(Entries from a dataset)
-- begin --
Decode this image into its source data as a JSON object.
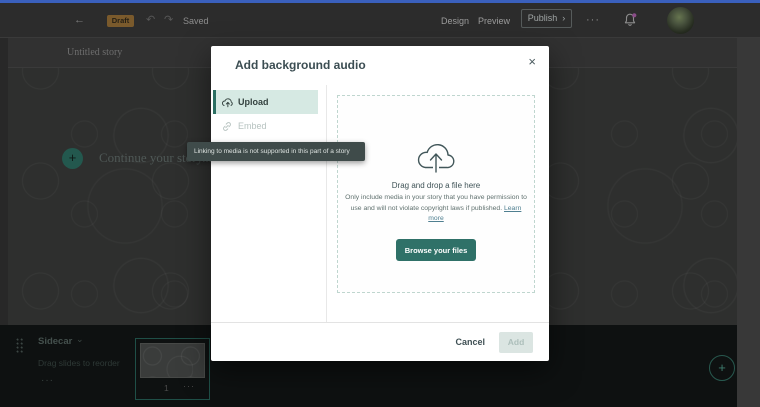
{
  "icons": {
    "back": "←",
    "undo": "↶",
    "redo": "↷",
    "more": "···",
    "publish_chevron": "›",
    "close": "×",
    "plus": "+",
    "chevron_down": "⌄",
    "ellipsis": "···"
  },
  "header": {
    "draft_badge": "Draft",
    "saved_label": "Saved",
    "design_label": "Design",
    "preview_label": "Preview",
    "publish_label": "Publish"
  },
  "editor": {
    "title": "Untitled story",
    "placeholder": "Continue your story..."
  },
  "modal": {
    "title": "Add background audio",
    "tabs": [
      {
        "label": "Upload"
      },
      {
        "label": "Embed"
      }
    ],
    "tooltip": "Linking to media is not supported in this part of a story",
    "dropzone": {
      "heading": "Drag and drop a file here",
      "note": "Only include media in your story that you have permission to use and will not violate copyright laws if published.",
      "link_label": "Learn more",
      "browse_label": "Browse your files"
    },
    "footer": {
      "cancel_label": "Cancel",
      "add_label": "Add"
    }
  },
  "sidecar": {
    "label": "Sidecar",
    "hint": "Drag slides to reorder",
    "slide_number": "1"
  },
  "colors": {
    "accent_teal": "#2f7168",
    "tab_active_bg": "#d6e9e3",
    "draft_badge_bg": "#7a5a2c",
    "top_bar_blue": "#3a60bd",
    "notification_dot": "#8a4c88",
    "add_disabled_bg": "#dbe5e2"
  }
}
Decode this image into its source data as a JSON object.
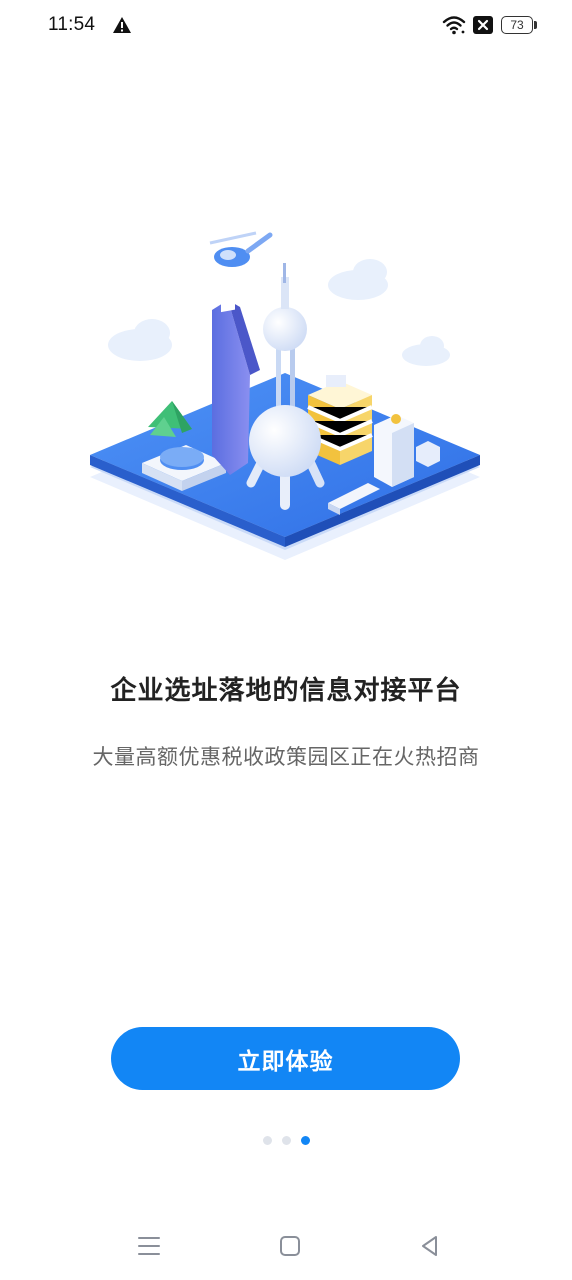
{
  "status_bar": {
    "time": "11:54",
    "battery": "73",
    "icons": [
      "warning-icon",
      "wifi-icon",
      "sim-off-icon",
      "battery-icon"
    ]
  },
  "illustration": {
    "icon": "city-isometric-illustration"
  },
  "onboarding": {
    "title": "企业选址落地的信息对接平台",
    "subtitle": "大量高额优惠税收政策园区正在火热招商",
    "cta_label": "立即体验",
    "page_count": 3,
    "current_page": 3
  },
  "nav_bar": {
    "icons": [
      "menu-icon",
      "home-icon",
      "back-icon"
    ]
  },
  "colors": {
    "accent": "#1286f5",
    "title": "#222222",
    "subtitle": "#666666",
    "dot_inactive": "#dfe3ea"
  }
}
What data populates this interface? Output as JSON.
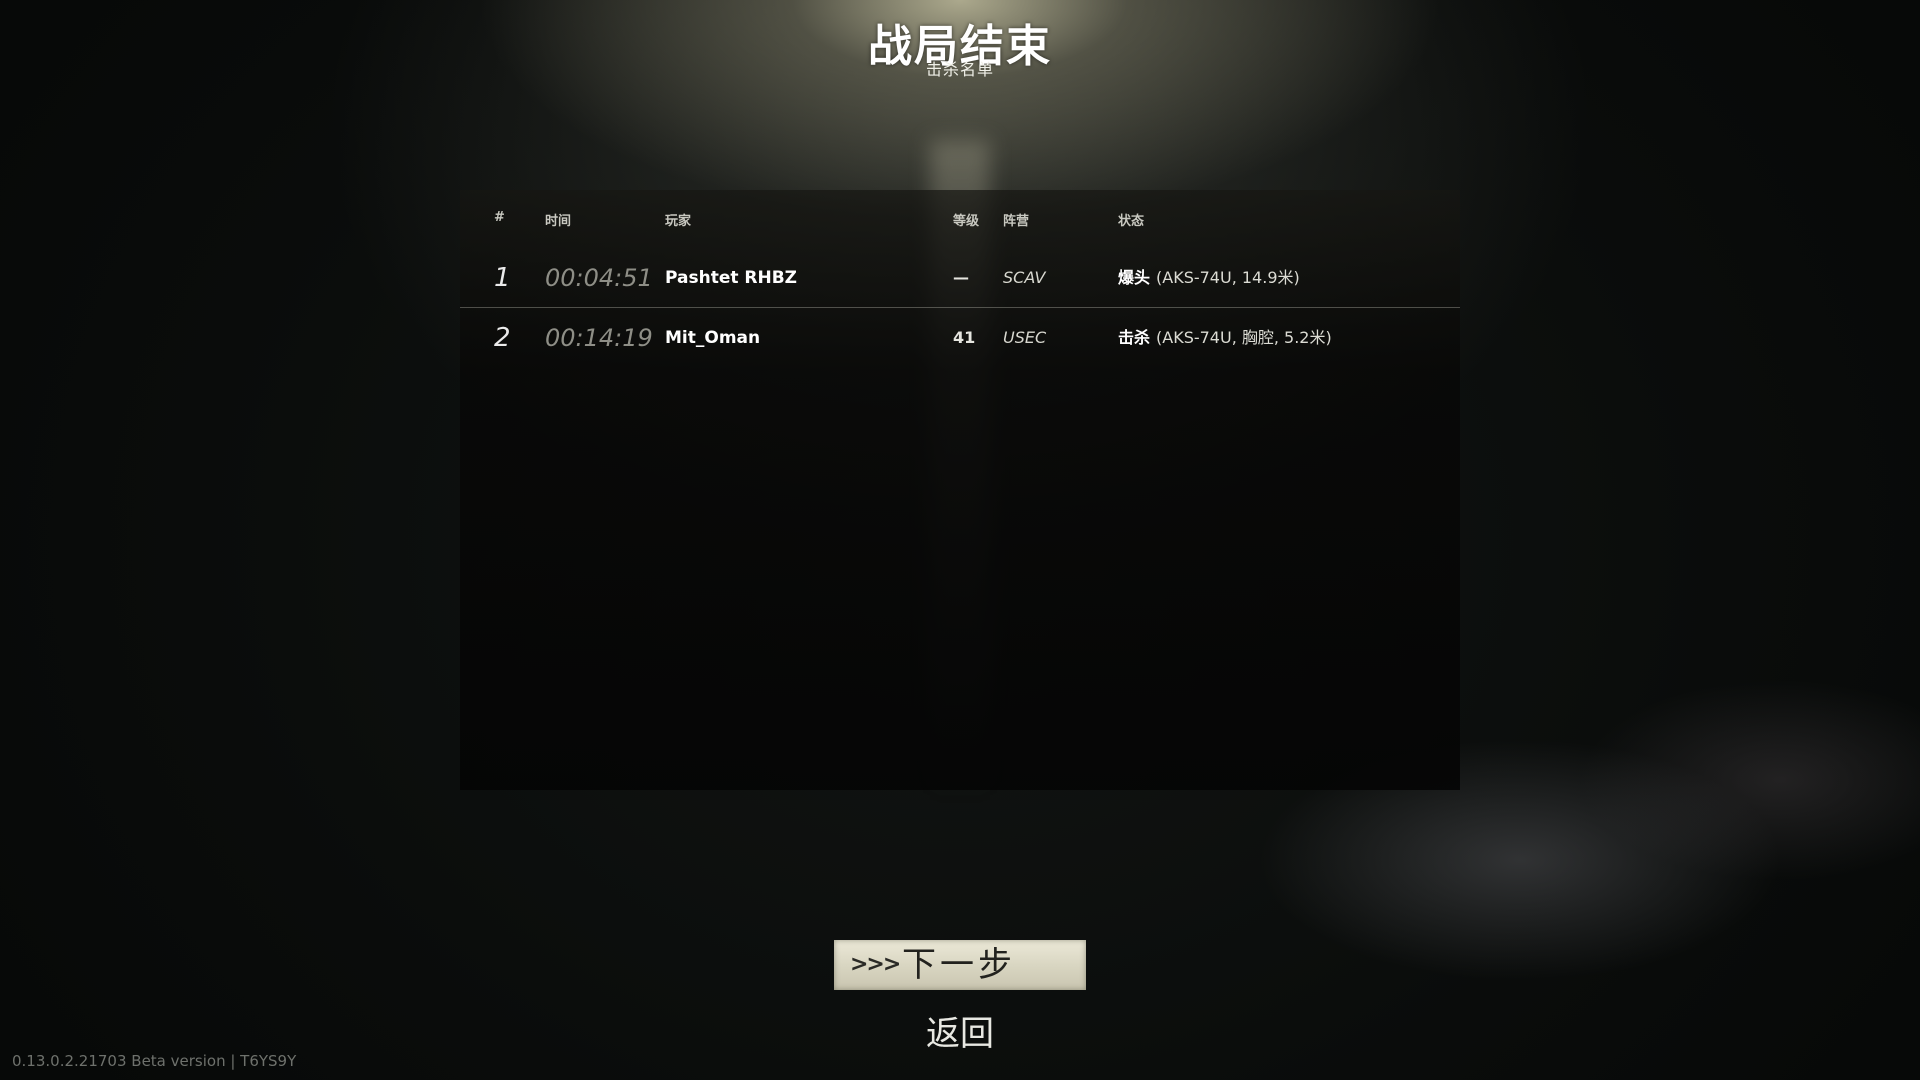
{
  "header": {
    "title": "战局结束",
    "subtitle": "击杀名单"
  },
  "table": {
    "columns": {
      "index": "#",
      "time": "时间",
      "player": "玩家",
      "level": "等级",
      "faction": "阵营",
      "status": "状态"
    },
    "rows": [
      {
        "index": "1",
        "time": "00:04:51",
        "player": "Pashtet RHBZ",
        "level": "—",
        "faction": "SCAV",
        "status_type": "爆头",
        "status_detail": "(AKS-74U, 14.9米)"
      },
      {
        "index": "2",
        "time": "00:14:19",
        "player": "Mit_Oman",
        "level": "41",
        "faction": "USEC",
        "status_type": "击杀",
        "status_detail": "(AKS-74U, 胸腔, 5.2米)"
      }
    ]
  },
  "actions": {
    "next_arrows": ">>>",
    "next_label": "下一步",
    "back_label": "返回"
  },
  "footer": {
    "version": "0.13.0.2.21703 Beta version | T6YS9Y"
  }
}
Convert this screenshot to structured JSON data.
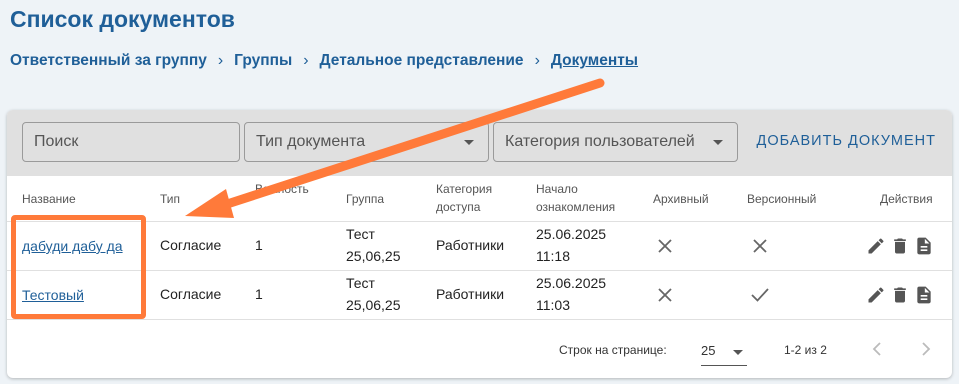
{
  "page": {
    "title": "Список документов"
  },
  "breadcrumbs": [
    {
      "label": "Ответственный за группу"
    },
    {
      "label": "Группы"
    },
    {
      "label": "Детальное представление"
    },
    {
      "label": "Документы"
    }
  ],
  "toolbar": {
    "search_placeholder": "Поиск",
    "doc_type_placeholder": "Тип документа",
    "user_category_placeholder": "Категория пользователей",
    "add_label": "ДОБАВИТЬ ДОКУМЕНТ"
  },
  "table": {
    "headers": {
      "name": "Название",
      "type": "Тип",
      "priority": "Важность",
      "group": "Группа",
      "category_1": "Категория",
      "category_2": "доступа",
      "start_1": "Начало",
      "start_2": "ознакомления",
      "archived": "Архивный",
      "versioned": "Версионный",
      "actions": "Действия"
    },
    "rows": [
      {
        "name": "дабуди дабу да",
        "type": "Согласие",
        "priority": "1",
        "group_1": "Тест",
        "group_2": "25,06,25",
        "category": "Работники",
        "date": "25.06.2025",
        "time": "11:18",
        "archived_icon": "close-icon",
        "versioned_icon": "close-icon"
      },
      {
        "name": "Тестовый",
        "type": "Согласие",
        "priority": "1",
        "group_1": "Тест",
        "group_2": "25,06,25",
        "category": "Работники",
        "date": "25.06.2025",
        "time": "11:03",
        "archived_icon": "close-icon",
        "versioned_icon": "check-icon"
      }
    ]
  },
  "pagination": {
    "rows_per_page_label": "Строк на странице:",
    "rows_per_page_value": "25",
    "range_label": "1-2 из 2"
  },
  "colors": {
    "accent": "#1f5f98",
    "highlight": "#ff7a3a"
  }
}
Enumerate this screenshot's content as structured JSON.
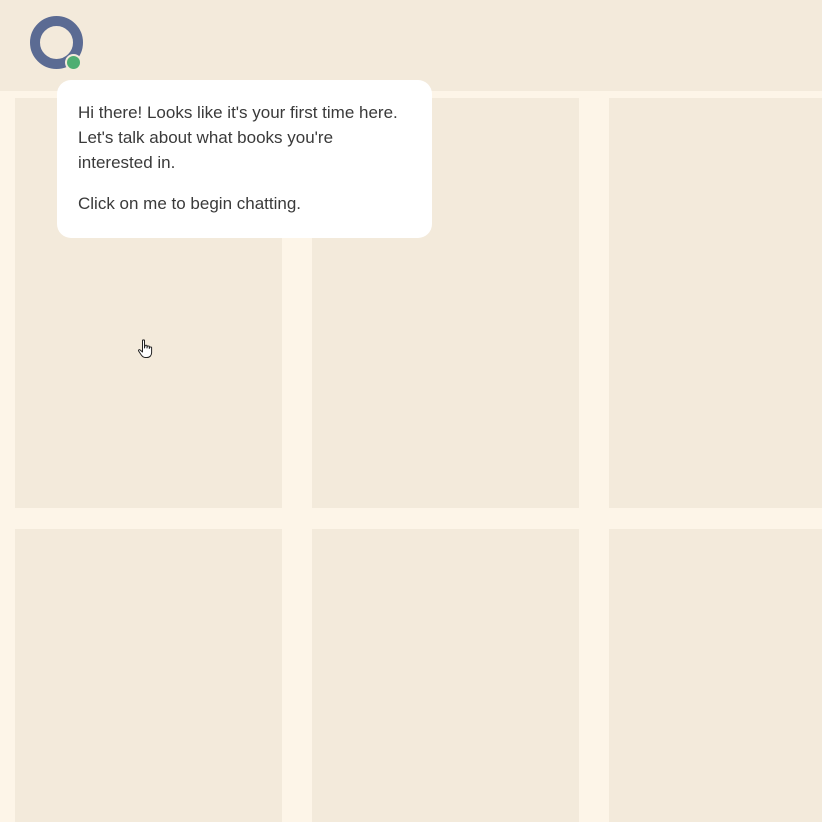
{
  "assistant": {
    "avatar_icon": "assistant-ring-icon",
    "status": "online",
    "status_color": "#4fae72",
    "ring_color": "#5b6b93"
  },
  "bubble": {
    "greeting": "Hi there! Looks like it's your first time here. Let's talk about what books you're interested in.",
    "call_to_action": "Click on me to begin chatting."
  },
  "colors": {
    "background": "#fdf5e8",
    "card": "#f3eadb",
    "bubble": "#ffffff",
    "text": "#3a3a3a"
  },
  "cursor": {
    "icon": "hand-pointer-icon"
  }
}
-- end --
§ **WHAT YOU HAVE TO DO**: Scan the listing above. Gather each line that contains the word "subtitle".

§ **WORKED ANSWER**:
    "subtitle": "大量高额优惠税收政策园区正在火热招商",
    "subtitle": "#666666",
    "subtitle": "击杀名单"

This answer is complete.